Begin DATA SUPPLIED
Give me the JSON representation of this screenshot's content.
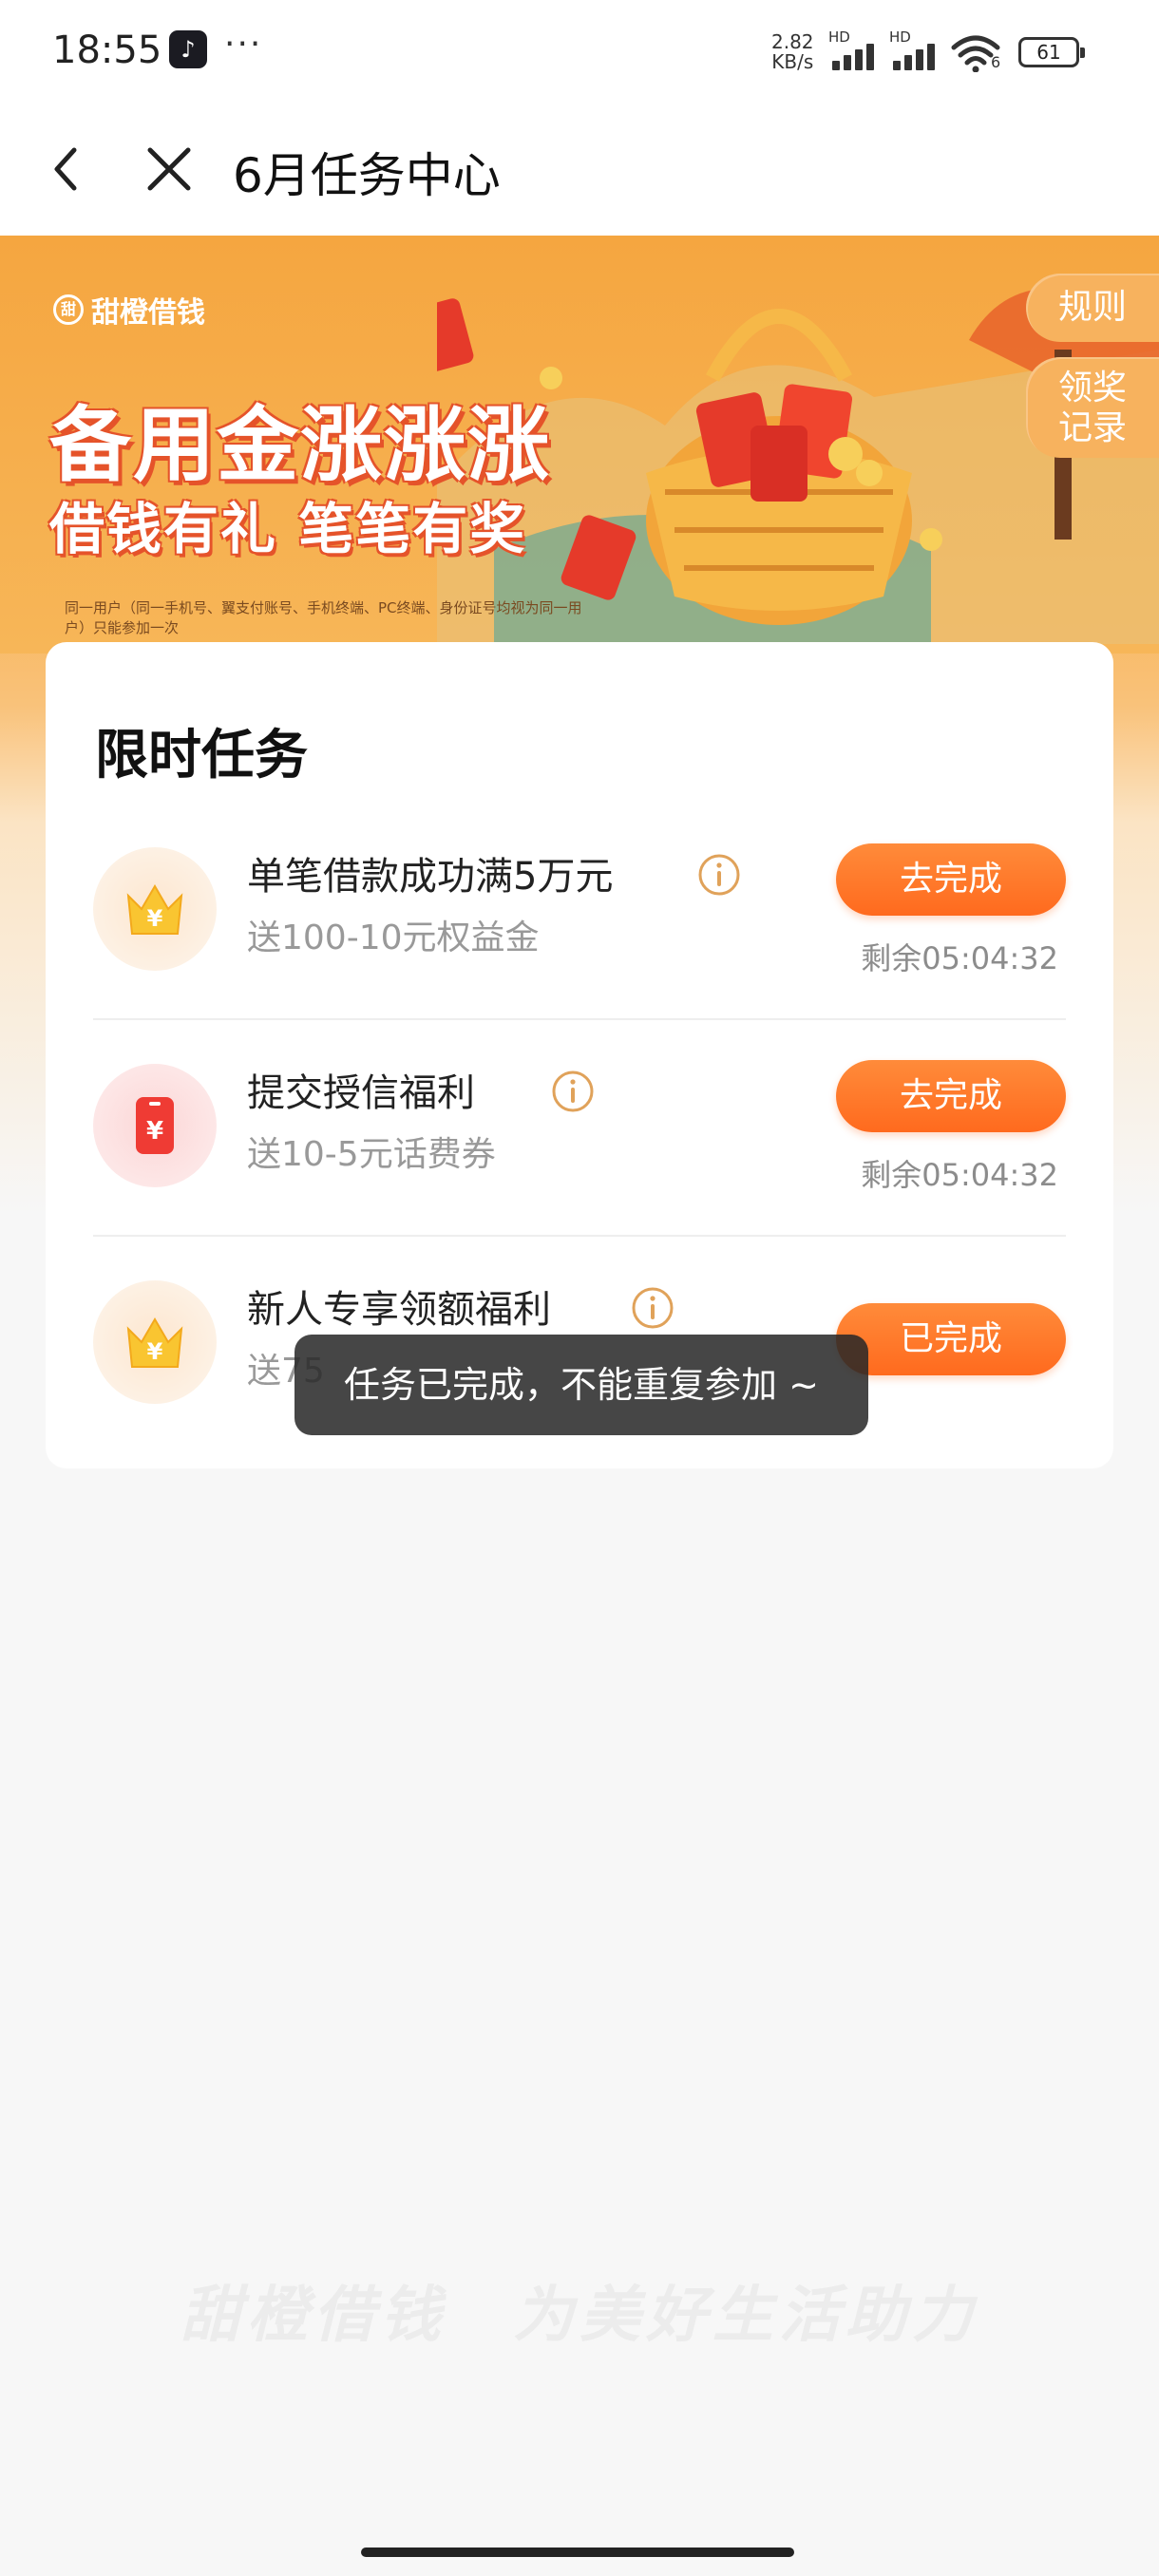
{
  "status_bar": {
    "time": "18:55",
    "dots": "···",
    "speed_value": "2.82",
    "speed_unit": "KB/s",
    "hd_label": "HD",
    "wifi_number": "6",
    "battery": "61"
  },
  "nav": {
    "title": "6月任务中心"
  },
  "banner": {
    "brand": "甜橙借钱",
    "headline": "备用金涨涨涨",
    "subline": "借钱有礼 笔笔有奖",
    "disclaimer": "同一用户（同一手机号、翼支付账号、手机终端、PC终端、身份证号均视为同一用户）只能参加一次",
    "rules_label": "规则",
    "records_line1": "领奖",
    "records_line2": "记录"
  },
  "card": {
    "title": "限时任务",
    "tasks": [
      {
        "name": "单笔借款成功满5万元",
        "desc": "送100-10元权益金",
        "button": "去完成",
        "remaining": "剩余05:04:32",
        "icon": "crown-yuan-icon"
      },
      {
        "name": "提交授信福利",
        "desc": "送10-5元话费券",
        "button": "去完成",
        "remaining": "剩余05:04:32",
        "icon": "red-phone-yuan-icon"
      },
      {
        "name": "新人专享领额福利",
        "desc": "送75",
        "button": "已完成",
        "remaining": "",
        "icon": "crown-yuan-icon"
      }
    ]
  },
  "toast": {
    "text": "任务已完成，不能重复参加 ~"
  },
  "footer": {
    "slogan": "甜橙借钱　为美好生活助力"
  },
  "colors": {
    "accent": "#ff6a1e",
    "banner": "#f6a744",
    "info_icon": "#e0a25a"
  }
}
End DATA SUPPLIED
SET PROBLEM
Repeat the listing in full and exactly. Do not include any images.

FINISHED ANSWER
Give me the JSON representation of this screenshot's content.
{
  "status_bar": {
    "time": "18:55",
    "dots": "···",
    "speed_value": "2.82",
    "speed_unit": "KB/s",
    "hd_label": "HD",
    "wifi_number": "6",
    "battery": "61"
  },
  "nav": {
    "title": "6月任务中心"
  },
  "banner": {
    "brand": "甜橙借钱",
    "headline": "备用金涨涨涨",
    "subline": "借钱有礼 笔笔有奖",
    "disclaimer": "同一用户（同一手机号、翼支付账号、手机终端、PC终端、身份证号均视为同一用户）只能参加一次",
    "rules_label": "规则",
    "records_line1": "领奖",
    "records_line2": "记录"
  },
  "card": {
    "title": "限时任务",
    "tasks": [
      {
        "name": "单笔借款成功满5万元",
        "desc": "送100-10元权益金",
        "button": "去完成",
        "remaining": "剩余05:04:32",
        "icon": "crown-yuan-icon"
      },
      {
        "name": "提交授信福利",
        "desc": "送10-5元话费券",
        "button": "去完成",
        "remaining": "剩余05:04:32",
        "icon": "red-phone-yuan-icon"
      },
      {
        "name": "新人专享领额福利",
        "desc": "送75",
        "button": "已完成",
        "remaining": "",
        "icon": "crown-yuan-icon"
      }
    ]
  },
  "toast": {
    "text": "任务已完成，不能重复参加 ~"
  },
  "footer": {
    "slogan": "甜橙借钱　为美好生活助力"
  },
  "colors": {
    "accent": "#ff6a1e",
    "banner": "#f6a744",
    "info_icon": "#e0a25a"
  }
}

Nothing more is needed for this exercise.